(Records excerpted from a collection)

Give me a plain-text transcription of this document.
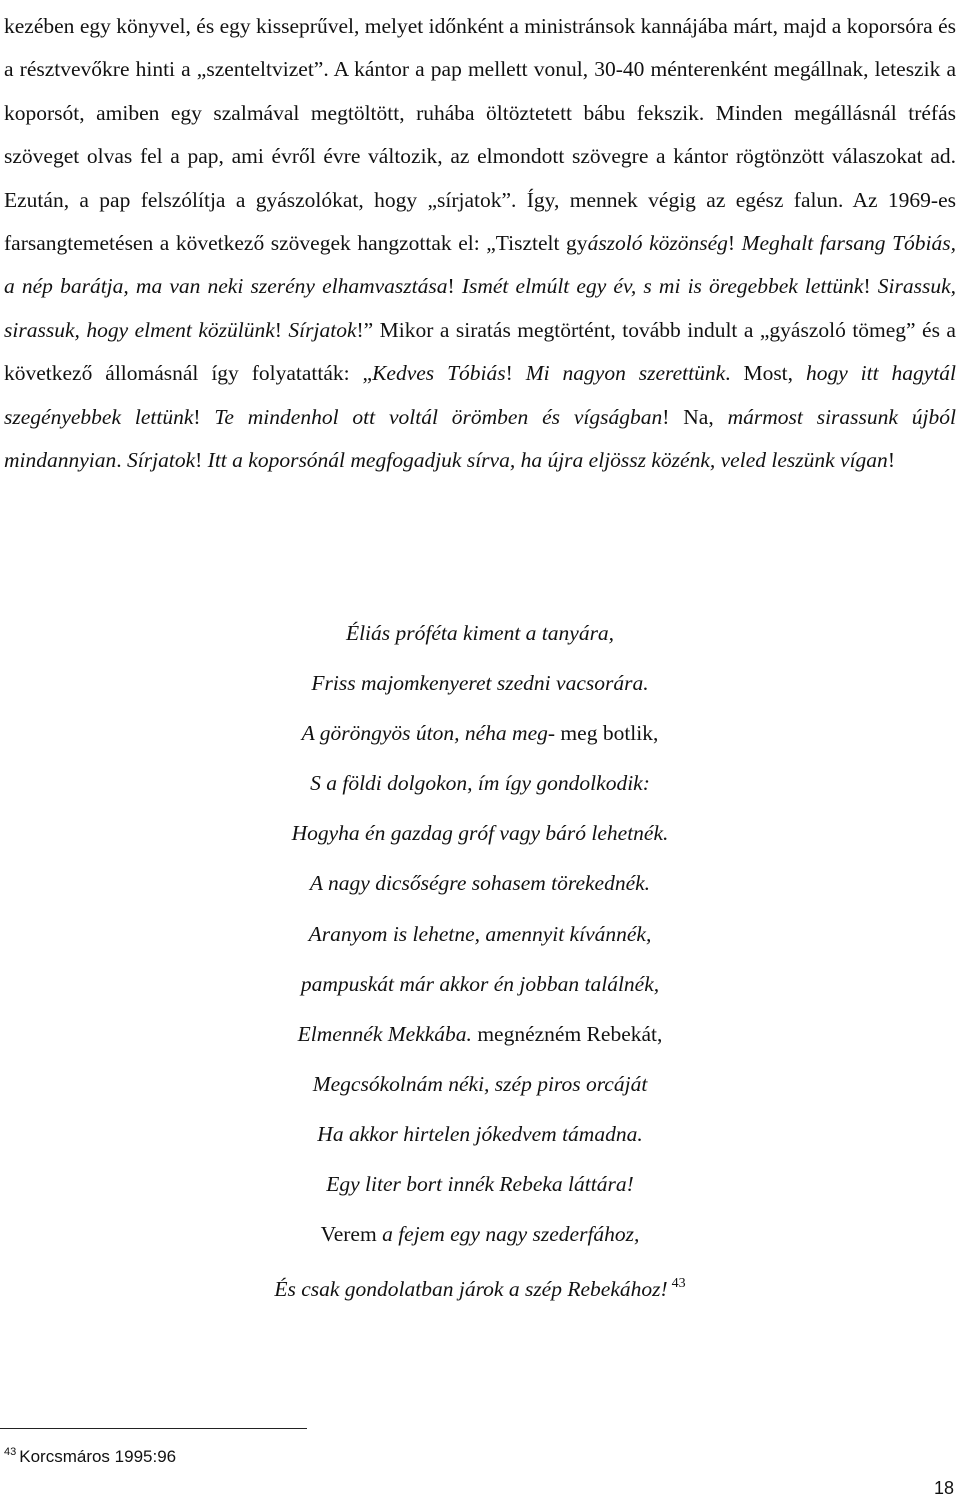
kezében egy könyvel, és egy kisseprűvel, melyet időnként a ministránsok kannájába márt, majd a koporsóra és a résztvevőkre hinti a „szenteltvizet”. A kántor a pap mellett vonul, 30-40 ménterenként megállnak, leteszik a koporsót, amiben egy szalmával megtöltött, ruhába öltöztetett bábu fekszik. Minden megállásnál tréfás szöveget olvas fel a pap, ami évről évre változik, az elmondott szövegre a kántor rögtönzött válaszokat ad. Ezután, a pap felszólítja a gyászolókat, hogy „sírjatok”. Így, mennek végig az egész falun. Az 1969-es farsangtemetésen a következő szövegek hangzottak el: „Tisztelt gyászoló közönség! Meghalt farsang Tóbiás, a nép barátja, ma van neki szerény elhamvasztása! Ismét elmúlt egy év, s mi is öregebbek lettünk! Sirassuk, sirassuk, hogy elment közülünk! Sírjatok!” Mikor a siratás megtörtént, tovább indult a „gyászoló tömeg” és a következő állomásnál így folyatatták: „Kedves Tóbiás! Mi nagyon szerettünk. Most, hogy itt hagytál szegényebbek lettünk! Te mindenhol ott voltál örömben és vígságban! Na, mármost sirassunk újból mindannyian. Sírjatok! Itt a koporsónál megfogadjuk sírva, ha újra eljössz közénk, veled leszünk vígan!

Éliás próféta kiment a tanyára,
Friss majomkenyeret szedni vacsorára.
A göröngyös úton, néha meg- meg botlik,
S a földi dolgokon, ím így gondolkodik:
Hogyha én gazdag gróf vagy báró lehetnék.
A nagy dicsőségre sohasem törekednék.
Aranyom is lehetne, amennyit kívánnék,
pampuskát már akkor én jobban találnék,
Elmennék Mekkába. megnézném Rebekát,
Megcsókolnám néki, szép piros orcáját
Ha akkor hirtelen jókedvem támadna.
Egy liter bort innék Rebeka láttára!
Verem a fejem egy nagy szederfához,
És csak gondolatban járok a szép Rebekához! $^{43}$

$^{43}$ Korcsmáros 1995:96

18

§ SHORT EXERCISE
Write out all the entries again, word for word, and print no images.

§ SOLUTION TO THIS TASK
Give me a plain-text transcription of this document.
kezében egy könyvel, és egy kisseprűvel, melyet időnként a ministránsok kannájába márt, majd a koporsóra és a résztvevőkre hinti a „szenteltvizet”. A kántor a pap mellett vonul, 30-40 ménterenként megállnak, leteszik a koporsót, amiben egy szalmával megtöltött, ruhába öltöztetett bábu fekszik. Minden megállásnál tréfás szöveget olvas fel a pap, ami évről évre változik, az elmondott szövegre a kántor rögtönzött válaszokat ad. Ezután, a pap felszólítja a gyászolókat, hogy „sírjatok”. Így, mennek végig az egész falun. Az 1969-es farsangtemetésen a következő szövegek hangzottak el: „Tisztelt gyászoló közönség! Meghalt farsang Tóbiás, a nép barátja, ma van neki szerény elhamvasztása! Ismét elmúlt egy év, s mi is öregebbek lettünk! Sirassuk, sirassuk, hogy elment közülünk! Sírjatok!” Mikor a siratás megtörtént, tovább indult a „gyászoló tömeg” és a következő állomásnál így folyatatták: „Kedves Tóbiás! Mi nagyon szerettünk. Most, hogy itt hagytál szegényebbek lettünk! Te mindenhol ott voltál örömben és vígságban! Na, mármost sirassunk újból mindannyian. Sírjatok! Itt a koporsónál megfogadjuk sírva, ha újra eljössz közénk, veled leszünk vígan!

Éliás próféta kiment a tanyára,
Friss majomkenyeret szedni vacsorára.
A göröngyös úton, néha meg- meg botlik,
S a földi dolgokon, ím így gondolkodik:
Hogyha én gazdag gróf vagy báró lehetnék.
A nagy dicsőségre sohasem törekednék.
Aranyom is lehetne, amennyit kívánnék,
pampuskát már akkor én jobban találnék,
Elmennék Mekkába. megnézném Rebekát,
Megcsókolnám néki, szép piros orcáját
Ha akkor hirtelen jókedvem támadna.
Egy liter bort innék Rebeka láttára!
Verem a fejem egy nagy szederfához,
És csak gondolatban járok a szép Rebekához! $^{43}$

$^{43}$ Korcsmáros 1995:96

18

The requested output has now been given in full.